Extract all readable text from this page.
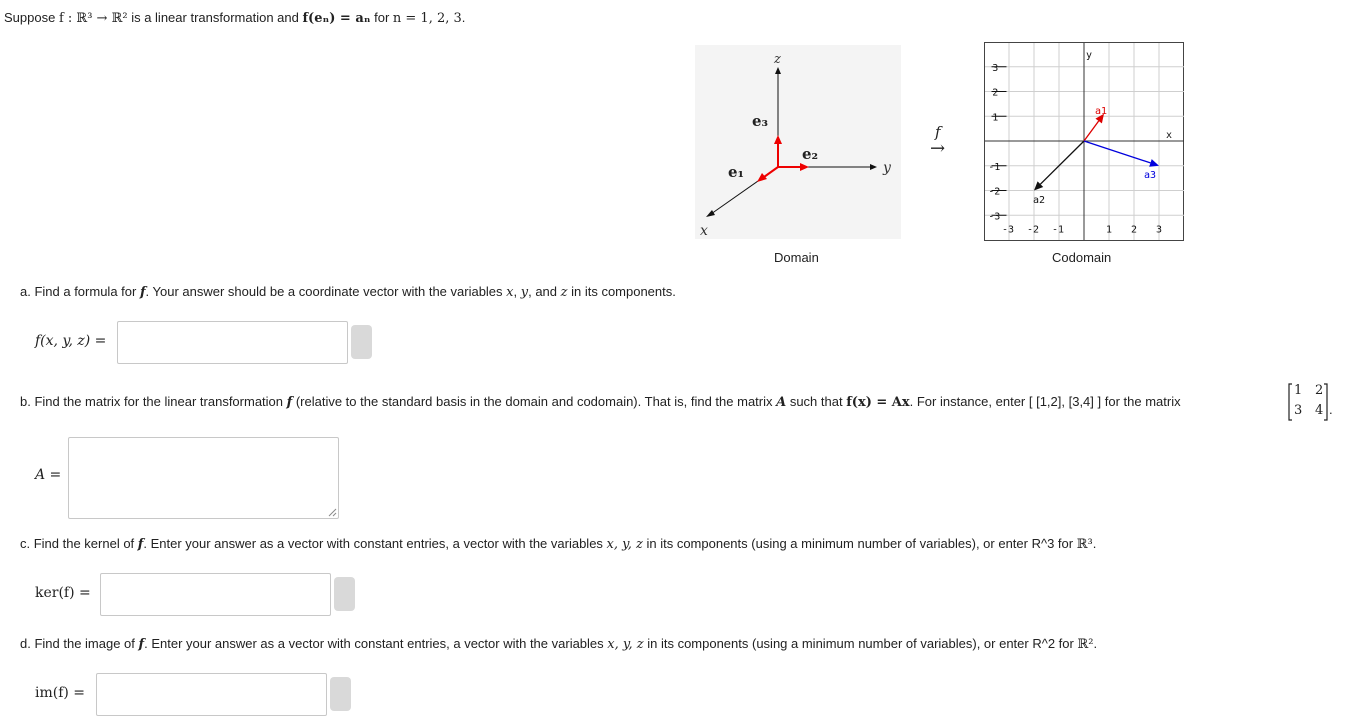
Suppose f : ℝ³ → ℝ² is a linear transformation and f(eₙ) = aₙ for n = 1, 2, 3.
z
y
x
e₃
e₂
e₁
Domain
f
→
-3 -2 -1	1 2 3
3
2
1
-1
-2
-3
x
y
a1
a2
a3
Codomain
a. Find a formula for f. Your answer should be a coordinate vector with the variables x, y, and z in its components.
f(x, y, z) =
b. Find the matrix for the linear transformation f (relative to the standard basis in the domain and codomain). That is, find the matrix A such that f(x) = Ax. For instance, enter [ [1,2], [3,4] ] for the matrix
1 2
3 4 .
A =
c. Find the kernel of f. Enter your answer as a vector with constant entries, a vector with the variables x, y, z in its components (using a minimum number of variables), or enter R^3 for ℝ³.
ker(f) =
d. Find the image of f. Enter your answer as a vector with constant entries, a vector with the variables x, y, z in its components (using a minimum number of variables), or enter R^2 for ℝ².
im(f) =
◇ ◇ ◇
- WHAT YOU NEED TO DO
Lines of the listing that contain the word "using" are to be counted; report only their number.

- EXERCISE ANSWER
2